start Input for this task

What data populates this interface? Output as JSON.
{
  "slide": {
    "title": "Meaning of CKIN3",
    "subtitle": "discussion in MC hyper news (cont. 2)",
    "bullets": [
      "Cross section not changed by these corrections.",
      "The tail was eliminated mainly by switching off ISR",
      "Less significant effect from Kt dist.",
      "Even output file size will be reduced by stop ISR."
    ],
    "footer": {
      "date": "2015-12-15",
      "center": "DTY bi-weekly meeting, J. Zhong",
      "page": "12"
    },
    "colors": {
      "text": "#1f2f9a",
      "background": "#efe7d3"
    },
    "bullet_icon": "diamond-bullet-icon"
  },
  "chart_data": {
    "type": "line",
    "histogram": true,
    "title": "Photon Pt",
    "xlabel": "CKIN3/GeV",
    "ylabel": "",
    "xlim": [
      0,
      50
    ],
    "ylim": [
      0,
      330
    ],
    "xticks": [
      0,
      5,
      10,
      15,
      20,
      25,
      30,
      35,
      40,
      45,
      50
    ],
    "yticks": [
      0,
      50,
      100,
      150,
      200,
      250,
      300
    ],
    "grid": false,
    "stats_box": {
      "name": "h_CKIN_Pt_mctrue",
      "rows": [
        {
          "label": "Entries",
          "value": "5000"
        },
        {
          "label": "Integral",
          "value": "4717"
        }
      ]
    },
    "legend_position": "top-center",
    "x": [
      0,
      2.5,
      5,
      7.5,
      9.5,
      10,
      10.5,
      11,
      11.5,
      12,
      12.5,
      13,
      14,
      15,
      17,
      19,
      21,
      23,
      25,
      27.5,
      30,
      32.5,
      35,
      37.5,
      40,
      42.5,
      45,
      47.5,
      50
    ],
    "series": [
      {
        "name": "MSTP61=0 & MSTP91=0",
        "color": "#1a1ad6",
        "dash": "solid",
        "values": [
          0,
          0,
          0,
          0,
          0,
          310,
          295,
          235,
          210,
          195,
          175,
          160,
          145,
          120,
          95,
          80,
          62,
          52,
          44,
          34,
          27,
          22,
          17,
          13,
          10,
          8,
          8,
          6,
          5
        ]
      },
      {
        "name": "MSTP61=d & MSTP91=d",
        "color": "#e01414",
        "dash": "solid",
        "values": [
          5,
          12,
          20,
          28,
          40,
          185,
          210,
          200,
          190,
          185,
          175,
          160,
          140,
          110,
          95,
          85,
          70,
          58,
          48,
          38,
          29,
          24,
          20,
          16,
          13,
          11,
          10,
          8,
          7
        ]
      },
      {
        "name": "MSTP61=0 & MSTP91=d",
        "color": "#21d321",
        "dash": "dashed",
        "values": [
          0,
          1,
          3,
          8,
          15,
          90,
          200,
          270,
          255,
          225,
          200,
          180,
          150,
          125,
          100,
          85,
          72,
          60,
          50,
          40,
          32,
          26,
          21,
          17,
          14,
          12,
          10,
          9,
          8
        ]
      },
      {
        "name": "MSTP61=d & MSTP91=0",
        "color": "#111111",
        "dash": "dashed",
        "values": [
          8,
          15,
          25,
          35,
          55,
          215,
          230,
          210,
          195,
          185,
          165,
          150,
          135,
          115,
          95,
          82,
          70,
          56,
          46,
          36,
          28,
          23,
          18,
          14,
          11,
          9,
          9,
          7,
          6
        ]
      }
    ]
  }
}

end Input for this task
start Input for this task

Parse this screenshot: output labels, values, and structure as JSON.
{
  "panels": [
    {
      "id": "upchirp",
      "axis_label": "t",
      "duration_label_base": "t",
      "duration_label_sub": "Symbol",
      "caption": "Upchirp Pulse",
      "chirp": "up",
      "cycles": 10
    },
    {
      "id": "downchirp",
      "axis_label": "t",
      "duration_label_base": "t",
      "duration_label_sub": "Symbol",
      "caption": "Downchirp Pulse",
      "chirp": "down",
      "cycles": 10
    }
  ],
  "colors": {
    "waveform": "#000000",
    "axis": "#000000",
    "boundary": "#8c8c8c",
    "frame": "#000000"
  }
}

end Input for this task

What is the number of lines above that contain "Pulse"? Answer with that number only.

2